#### Extrait de texte
De bonnes pratiques pour favoriser l’industrialisation
Les exemples d’industrialisations réussies de cas d’usage IA, dans des environnements matures, nous permettent de lister un ensemble de bonnes pratiques pour réellement juger de la pertinence du cas d’usage et de maximiser les chances d’industrialisation en cas de valeur démontrée.
« L’algorithme avait une fiabilité de 70% alors on a lancé l’industrialisation »
La performance d’un algorithme d’IA se mesure souvent par le taux de fiabilité du résultat qu’il génère. Un algorithme produisant des résultats avec un taux de fiabilité s’élevant à 70% peut paraitre performant et ainsi pousser son auteur à déclarer l’expérimentation réussie et lancer l’industrialisation. Mais on parle de 70% de fiabilité par rapport à quoi ?

#### Jeu de données
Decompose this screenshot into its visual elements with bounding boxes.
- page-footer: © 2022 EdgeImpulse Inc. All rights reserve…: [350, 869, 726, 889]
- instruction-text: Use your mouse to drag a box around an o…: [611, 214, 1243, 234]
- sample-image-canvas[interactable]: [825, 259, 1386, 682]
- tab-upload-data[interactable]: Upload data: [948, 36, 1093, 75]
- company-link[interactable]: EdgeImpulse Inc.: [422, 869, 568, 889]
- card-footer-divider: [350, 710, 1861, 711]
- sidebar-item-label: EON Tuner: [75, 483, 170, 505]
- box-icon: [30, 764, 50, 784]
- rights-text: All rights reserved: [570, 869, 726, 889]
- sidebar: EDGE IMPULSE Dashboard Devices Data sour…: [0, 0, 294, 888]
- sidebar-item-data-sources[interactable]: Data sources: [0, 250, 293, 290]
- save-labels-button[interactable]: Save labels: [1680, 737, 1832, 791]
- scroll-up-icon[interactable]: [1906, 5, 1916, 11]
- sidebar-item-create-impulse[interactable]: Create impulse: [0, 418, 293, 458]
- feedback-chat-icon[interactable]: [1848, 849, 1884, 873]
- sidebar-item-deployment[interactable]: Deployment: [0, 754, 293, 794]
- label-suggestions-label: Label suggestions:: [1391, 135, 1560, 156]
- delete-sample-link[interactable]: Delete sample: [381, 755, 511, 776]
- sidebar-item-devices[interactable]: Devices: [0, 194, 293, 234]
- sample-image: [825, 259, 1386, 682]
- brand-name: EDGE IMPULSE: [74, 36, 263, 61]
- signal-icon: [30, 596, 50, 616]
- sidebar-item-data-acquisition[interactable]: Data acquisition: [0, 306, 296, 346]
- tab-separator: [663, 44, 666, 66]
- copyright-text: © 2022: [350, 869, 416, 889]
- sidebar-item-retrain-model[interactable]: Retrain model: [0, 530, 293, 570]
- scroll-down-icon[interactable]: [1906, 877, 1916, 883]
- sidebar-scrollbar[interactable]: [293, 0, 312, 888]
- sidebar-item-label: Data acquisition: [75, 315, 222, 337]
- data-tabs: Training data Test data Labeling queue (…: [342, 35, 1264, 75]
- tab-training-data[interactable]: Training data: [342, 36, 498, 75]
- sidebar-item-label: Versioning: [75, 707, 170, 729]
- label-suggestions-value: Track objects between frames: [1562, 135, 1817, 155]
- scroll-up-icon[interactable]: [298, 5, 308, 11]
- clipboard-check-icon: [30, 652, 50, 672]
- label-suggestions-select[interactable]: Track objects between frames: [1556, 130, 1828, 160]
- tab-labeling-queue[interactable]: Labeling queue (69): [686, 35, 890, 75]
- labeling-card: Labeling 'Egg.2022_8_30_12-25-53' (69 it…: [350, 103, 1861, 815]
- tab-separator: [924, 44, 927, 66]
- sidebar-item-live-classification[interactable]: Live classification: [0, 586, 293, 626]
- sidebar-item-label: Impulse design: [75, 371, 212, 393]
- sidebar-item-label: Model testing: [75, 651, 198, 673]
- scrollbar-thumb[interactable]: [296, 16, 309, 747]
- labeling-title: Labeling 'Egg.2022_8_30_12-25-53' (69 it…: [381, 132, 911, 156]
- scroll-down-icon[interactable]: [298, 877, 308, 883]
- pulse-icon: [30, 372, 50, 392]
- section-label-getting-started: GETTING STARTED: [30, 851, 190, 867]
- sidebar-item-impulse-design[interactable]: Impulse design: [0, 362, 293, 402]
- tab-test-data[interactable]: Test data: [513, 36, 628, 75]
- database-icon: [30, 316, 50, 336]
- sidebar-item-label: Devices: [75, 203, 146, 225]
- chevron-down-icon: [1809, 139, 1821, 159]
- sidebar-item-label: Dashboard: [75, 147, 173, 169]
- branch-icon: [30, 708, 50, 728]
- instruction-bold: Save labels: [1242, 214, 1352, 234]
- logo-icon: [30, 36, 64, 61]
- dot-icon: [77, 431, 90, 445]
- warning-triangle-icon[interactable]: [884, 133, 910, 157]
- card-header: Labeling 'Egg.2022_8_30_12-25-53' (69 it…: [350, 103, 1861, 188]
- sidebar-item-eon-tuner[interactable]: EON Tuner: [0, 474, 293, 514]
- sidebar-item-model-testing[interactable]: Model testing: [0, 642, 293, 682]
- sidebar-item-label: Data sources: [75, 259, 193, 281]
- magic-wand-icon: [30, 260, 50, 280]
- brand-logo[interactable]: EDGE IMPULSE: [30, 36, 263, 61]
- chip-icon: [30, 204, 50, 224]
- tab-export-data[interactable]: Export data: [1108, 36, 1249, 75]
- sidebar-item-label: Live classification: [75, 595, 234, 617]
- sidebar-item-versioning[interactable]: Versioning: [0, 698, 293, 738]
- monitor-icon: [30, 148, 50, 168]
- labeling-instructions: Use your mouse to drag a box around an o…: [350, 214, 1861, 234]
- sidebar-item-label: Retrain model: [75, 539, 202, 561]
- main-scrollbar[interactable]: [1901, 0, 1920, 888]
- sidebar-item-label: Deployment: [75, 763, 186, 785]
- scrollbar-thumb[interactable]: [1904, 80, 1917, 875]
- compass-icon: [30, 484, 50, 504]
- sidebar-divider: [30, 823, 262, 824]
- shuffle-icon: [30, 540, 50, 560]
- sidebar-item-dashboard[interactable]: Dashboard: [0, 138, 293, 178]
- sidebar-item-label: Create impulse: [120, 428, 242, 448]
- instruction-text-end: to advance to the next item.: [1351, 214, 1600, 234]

#### Consignes de l'exercice
(A) Recopiez fidèlement le texte sur l'industrialisation des cas d'usage IA, en commençant par « La performance d’un » et en poursuivant jusqu'à « rapport à quoi ? ».
(B) Prolongez le texte sur l'industrialisation des cas d'usage IA au-delà de sa dernière phrase.

#### Résultats attendus
(A)
La performance d’un algorithme d’IA se mesure souvent par le taux de fiabilité du résultat qu’il génère. Un algorithme produisant des résultats avec un taux de fiabilité s’élevant à 70% peut paraitre performant et ainsi pousser son auteur à déclarer l’expérimentation réussie et lancer l’industrialisation. Mais on parle de 70% de fiabilité par rapport à quoi ?

(B)
Pour comparer efficacement les résultats il faut avoir une référence. Sans celle-ci, il est difficile de juger objectivement les performances du POV. Ainsi, les recommandations d’un algorithme d’aide à la prise de décision doivent par exemple pouvoir être comparées aux recommandations faites par un humain à l’issue du processus existant : des recommandations plus souvent meilleures ou plus rapides impliqueraient une génération de gains. Réciproquement, un scoring de l’algorithme qui semble faible peut en pratique être suffisant pour dégager de la performance. Ainsi, le bon indicateur n’est pas le scoring de l’algorithme mais bien le calcul des gains dans un cas métier donné.
Une phase de « dual-run » est donc à privilégier quand cela est possible pour mesurer, en parallèle et dans les conditions réelles d’utilisation, la performance du processus existant ainsi que celle du nouveau processus renforcé par l’IA, pour vérifier la valeur créée et conduire un changement progressif pour les utilisateurs.
« Le POC a été validé. On lance l’industrialisation et le métier pourra s’en servir comme il l’entend ! »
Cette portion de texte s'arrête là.